▸ THE INPUT:
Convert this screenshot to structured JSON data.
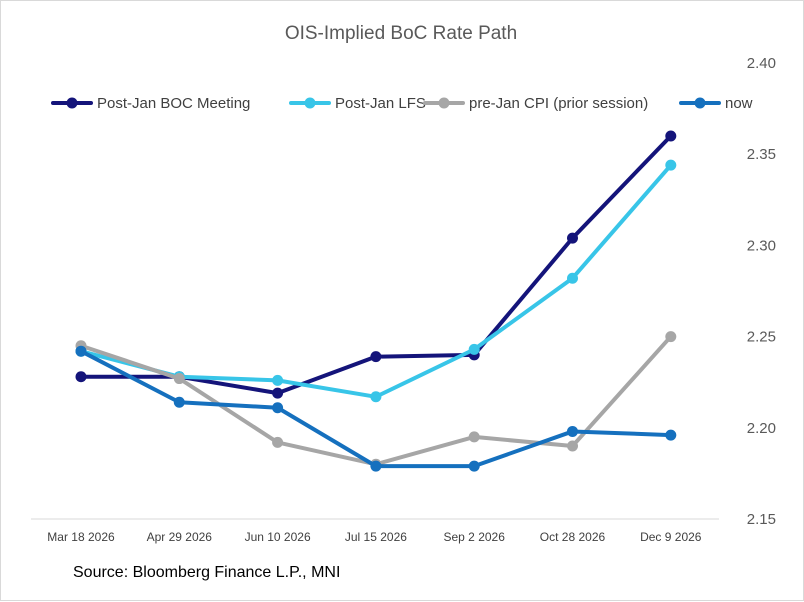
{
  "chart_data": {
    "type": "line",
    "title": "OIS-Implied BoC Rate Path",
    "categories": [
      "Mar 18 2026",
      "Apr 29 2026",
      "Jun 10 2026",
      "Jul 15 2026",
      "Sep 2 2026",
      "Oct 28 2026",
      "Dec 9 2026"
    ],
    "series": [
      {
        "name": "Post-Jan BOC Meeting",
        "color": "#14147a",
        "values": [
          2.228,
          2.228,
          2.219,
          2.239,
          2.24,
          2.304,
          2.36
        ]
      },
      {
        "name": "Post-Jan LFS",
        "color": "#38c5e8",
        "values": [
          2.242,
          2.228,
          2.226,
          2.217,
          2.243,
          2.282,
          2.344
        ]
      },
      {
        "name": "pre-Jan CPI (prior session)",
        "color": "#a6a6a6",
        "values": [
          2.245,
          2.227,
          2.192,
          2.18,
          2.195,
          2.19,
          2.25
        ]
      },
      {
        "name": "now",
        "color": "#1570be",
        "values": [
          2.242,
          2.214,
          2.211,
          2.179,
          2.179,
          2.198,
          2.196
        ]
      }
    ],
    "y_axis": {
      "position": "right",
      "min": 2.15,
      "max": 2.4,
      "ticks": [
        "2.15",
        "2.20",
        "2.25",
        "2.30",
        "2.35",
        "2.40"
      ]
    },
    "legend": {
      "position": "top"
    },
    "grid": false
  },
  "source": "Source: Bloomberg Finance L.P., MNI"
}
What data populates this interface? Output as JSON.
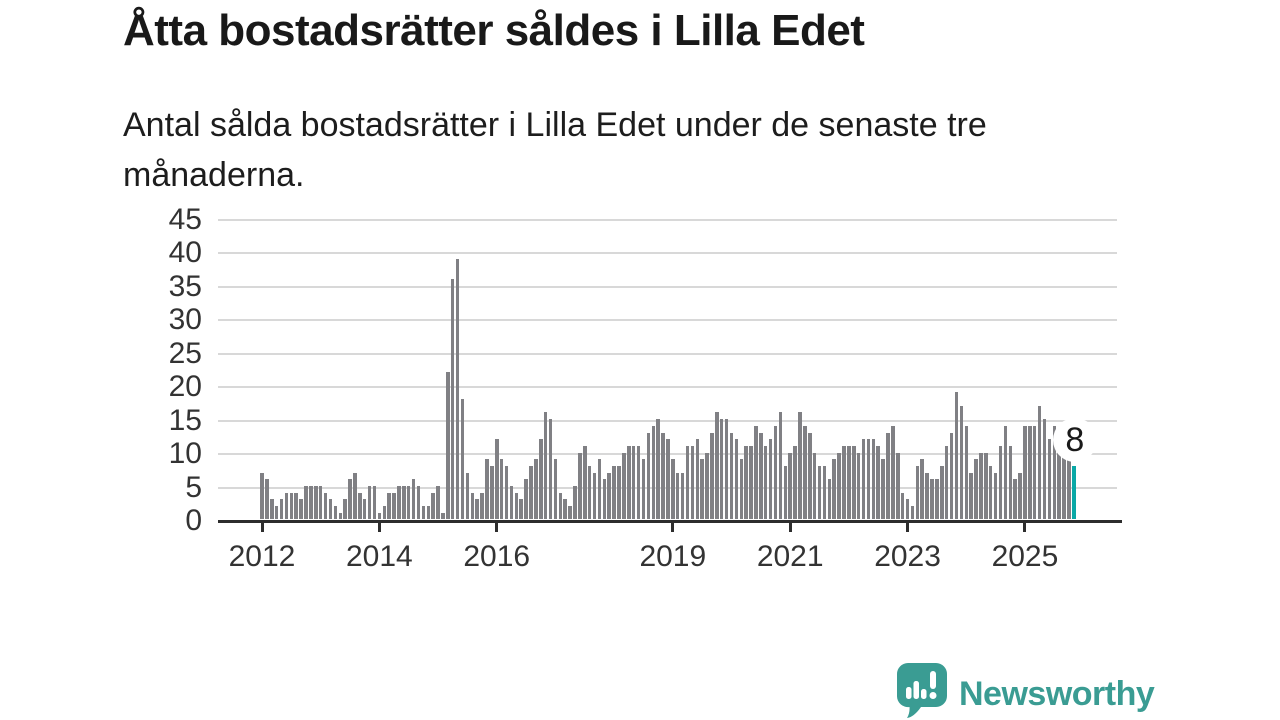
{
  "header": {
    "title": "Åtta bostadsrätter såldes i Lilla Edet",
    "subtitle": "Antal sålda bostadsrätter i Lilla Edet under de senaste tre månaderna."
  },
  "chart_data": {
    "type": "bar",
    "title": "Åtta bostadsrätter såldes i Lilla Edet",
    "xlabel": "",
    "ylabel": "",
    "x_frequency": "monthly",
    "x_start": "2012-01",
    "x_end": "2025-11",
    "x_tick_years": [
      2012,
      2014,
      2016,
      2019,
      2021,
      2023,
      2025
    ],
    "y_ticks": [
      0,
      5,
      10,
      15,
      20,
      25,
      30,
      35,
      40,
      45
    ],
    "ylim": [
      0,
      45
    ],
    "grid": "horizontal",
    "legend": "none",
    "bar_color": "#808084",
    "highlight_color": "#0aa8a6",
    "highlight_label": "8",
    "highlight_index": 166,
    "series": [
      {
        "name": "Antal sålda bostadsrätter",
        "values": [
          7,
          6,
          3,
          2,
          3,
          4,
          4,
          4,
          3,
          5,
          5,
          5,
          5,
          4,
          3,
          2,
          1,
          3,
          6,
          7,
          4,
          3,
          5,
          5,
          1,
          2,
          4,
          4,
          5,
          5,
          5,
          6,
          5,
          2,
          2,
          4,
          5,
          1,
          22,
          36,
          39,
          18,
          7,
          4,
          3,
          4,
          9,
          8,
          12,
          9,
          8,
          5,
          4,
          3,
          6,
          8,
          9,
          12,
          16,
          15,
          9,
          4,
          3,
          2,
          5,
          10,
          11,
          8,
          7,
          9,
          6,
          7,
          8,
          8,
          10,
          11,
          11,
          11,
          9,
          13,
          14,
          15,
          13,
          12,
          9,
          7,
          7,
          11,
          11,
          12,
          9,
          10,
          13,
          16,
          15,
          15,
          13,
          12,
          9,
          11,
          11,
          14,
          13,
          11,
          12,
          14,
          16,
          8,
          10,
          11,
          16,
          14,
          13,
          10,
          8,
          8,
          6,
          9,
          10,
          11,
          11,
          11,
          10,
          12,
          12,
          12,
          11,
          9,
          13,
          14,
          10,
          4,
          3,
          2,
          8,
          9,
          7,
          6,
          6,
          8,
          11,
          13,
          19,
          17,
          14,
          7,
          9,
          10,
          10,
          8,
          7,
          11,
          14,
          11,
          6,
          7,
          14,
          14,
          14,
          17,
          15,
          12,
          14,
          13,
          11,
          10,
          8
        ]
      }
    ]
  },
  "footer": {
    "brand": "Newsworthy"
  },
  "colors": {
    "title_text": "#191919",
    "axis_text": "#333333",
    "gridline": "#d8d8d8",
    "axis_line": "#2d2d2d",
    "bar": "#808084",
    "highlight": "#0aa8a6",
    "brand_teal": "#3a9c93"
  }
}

--

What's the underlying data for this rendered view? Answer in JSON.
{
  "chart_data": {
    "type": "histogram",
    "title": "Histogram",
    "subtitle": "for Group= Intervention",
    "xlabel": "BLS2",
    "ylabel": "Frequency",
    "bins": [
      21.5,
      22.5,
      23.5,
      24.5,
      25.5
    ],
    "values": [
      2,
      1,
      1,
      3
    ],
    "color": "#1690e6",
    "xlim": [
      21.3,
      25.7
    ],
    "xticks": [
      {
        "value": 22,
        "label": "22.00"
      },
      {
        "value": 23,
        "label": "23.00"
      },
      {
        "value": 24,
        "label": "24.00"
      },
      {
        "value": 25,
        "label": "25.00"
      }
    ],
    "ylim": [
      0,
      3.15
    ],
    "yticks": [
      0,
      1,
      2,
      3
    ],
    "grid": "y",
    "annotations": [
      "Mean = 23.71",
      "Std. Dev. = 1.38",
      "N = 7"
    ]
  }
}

▸ WHAT YOU ARE ASKED TO DO: Examine the records and pull out every line where the string "sålda" occurs.

▸ ANSWER TO THIS PROBLEM:
    "subtitle": "Antal sålda bostadsrätter i Lilla Edet under de senaste tre månaderna."
        "name": "Antal sålda bostadsrätter",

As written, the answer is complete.